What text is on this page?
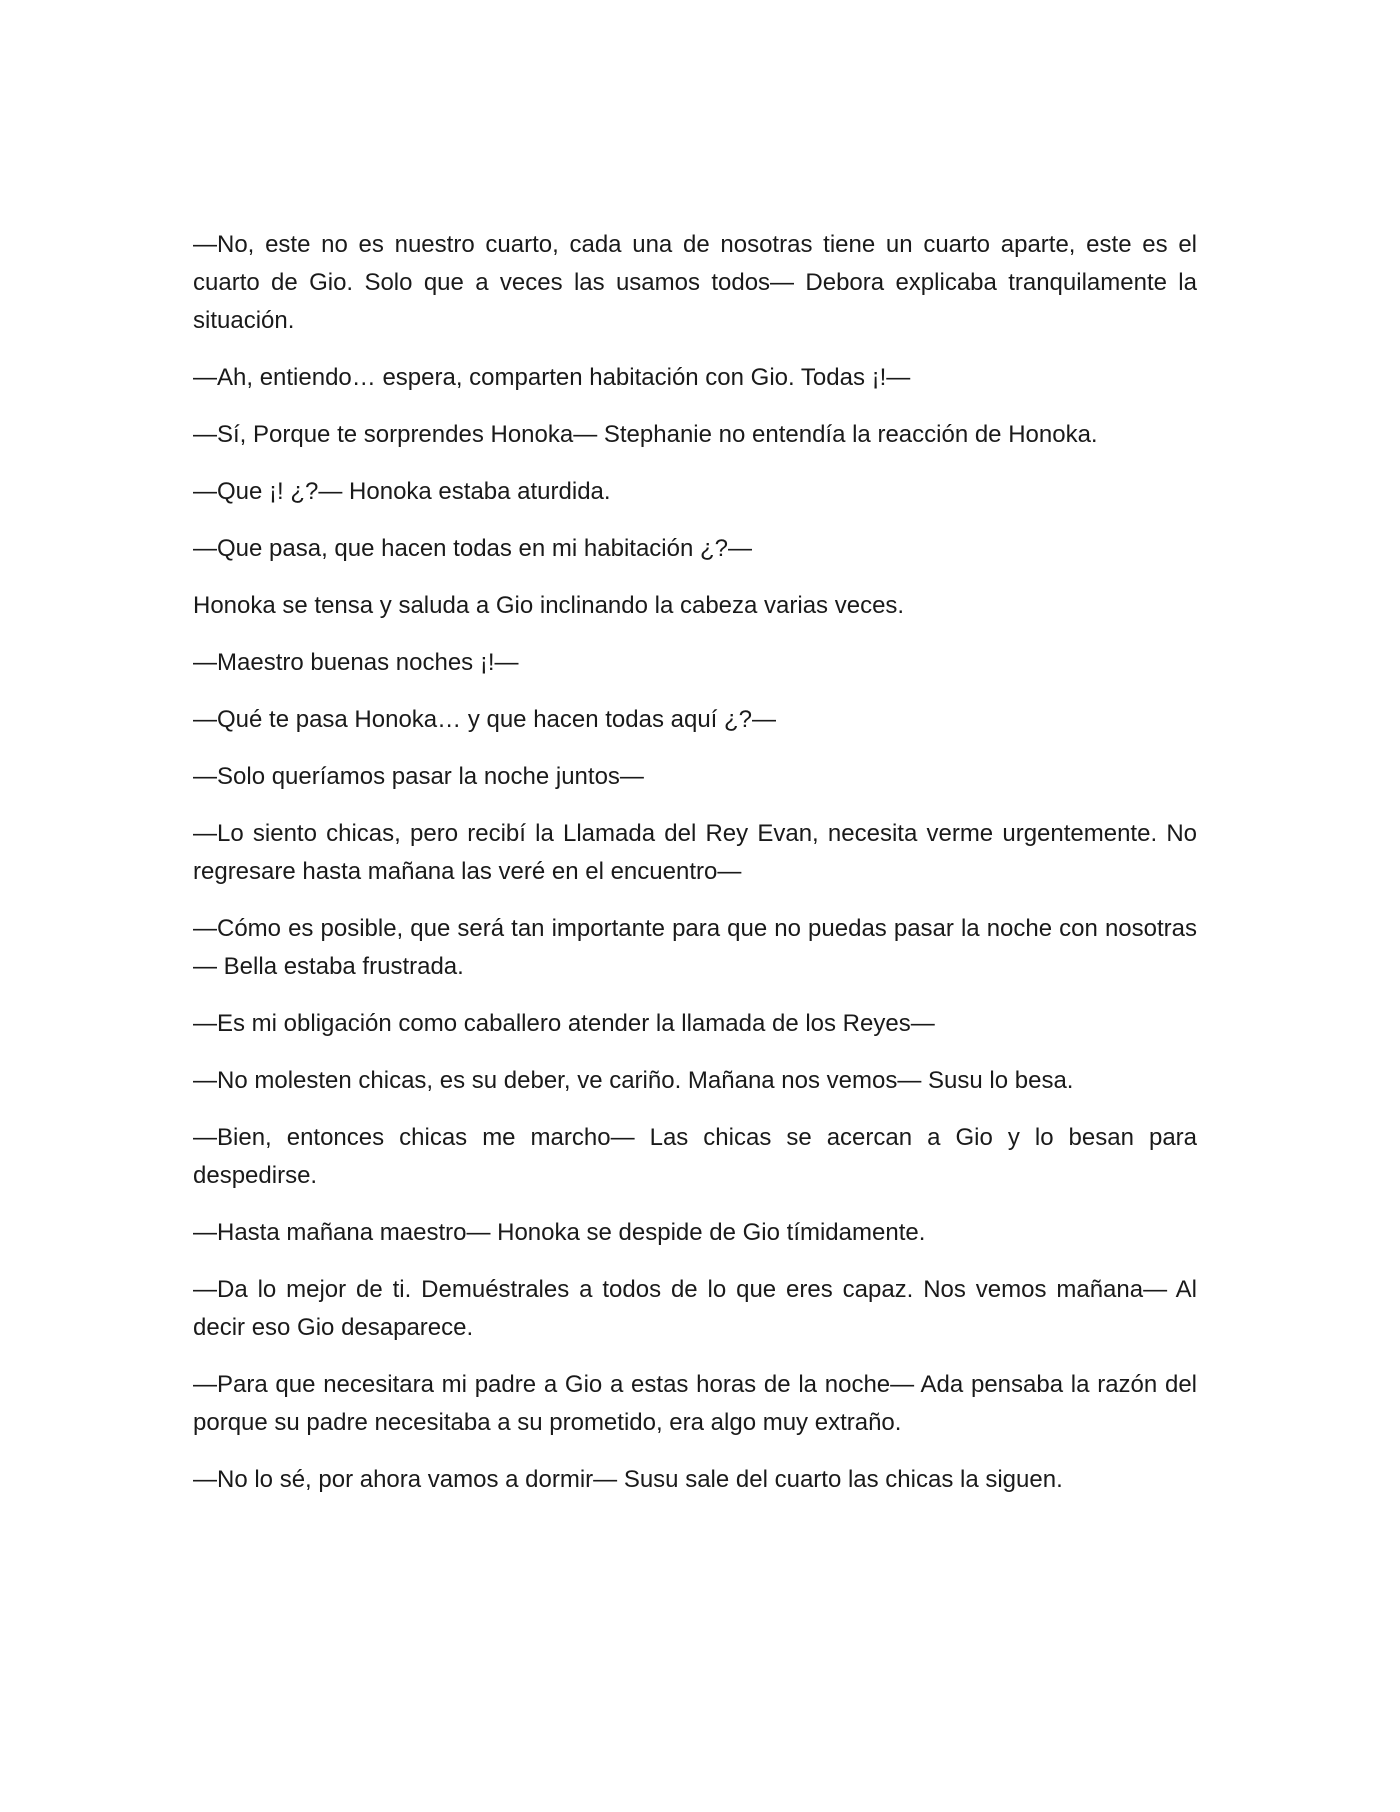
—No, este no es nuestro cuarto, cada una de nosotras tiene un cuarto aparte, este es el cuarto de Gio. Solo que a veces las usamos todos— Debora explicaba tranquilamente la situación.

—Ah, entiendo… espera, comparten habitación con Gio. Todas ¡!—

—Sí, Porque te sorprendes Honoka— Stephanie no entendía la reacción de Honoka.

—Que ¡! ¿?— Honoka estaba aturdida.

—Que pasa, que hacen todas en mi habitación ¿?—

Honoka se tensa y saluda a Gio inclinando la cabeza varias veces.

—Maestro buenas noches ¡!—

—Qué te pasa Honoka… y que hacen todas aquí ¿?—

—Solo queríamos pasar la noche juntos—

—Lo siento chicas, pero recibí la Llamada del Rey Evan, necesita verme urgentemente. No regresare hasta mañana las veré en el encuentro—

—Cómo es posible, que será tan importante para que no puedas pasar la noche con nosotras— Bella estaba frustrada.

—Es mi obligación como caballero atender la llamada de los Reyes—

—No molesten chicas, es su deber, ve cariño. Mañana nos vemos— Susu lo besa.

—Bien, entonces chicas me marcho— Las chicas se acercan a Gio y lo besan para despedirse.

—Hasta mañana maestro— Honoka se despide de Gio tímidamente.

—Da lo mejor de ti. Demuéstrales a todos de lo que eres capaz. Nos vemos mañana— Al decir eso Gio desaparece.

—Para que necesitara mi padre a Gio a estas horas de la noche— Ada pensaba la razón del porque su padre necesitaba a su prometido, era algo muy extraño.

—No lo sé, por ahora vamos a dormir— Susu sale del cuarto las chicas la siguen.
━━━━
*Required task:*
Within the listing, how many lines hold the word "vemos"? Only the number is to be given.

*Output for this task:*
2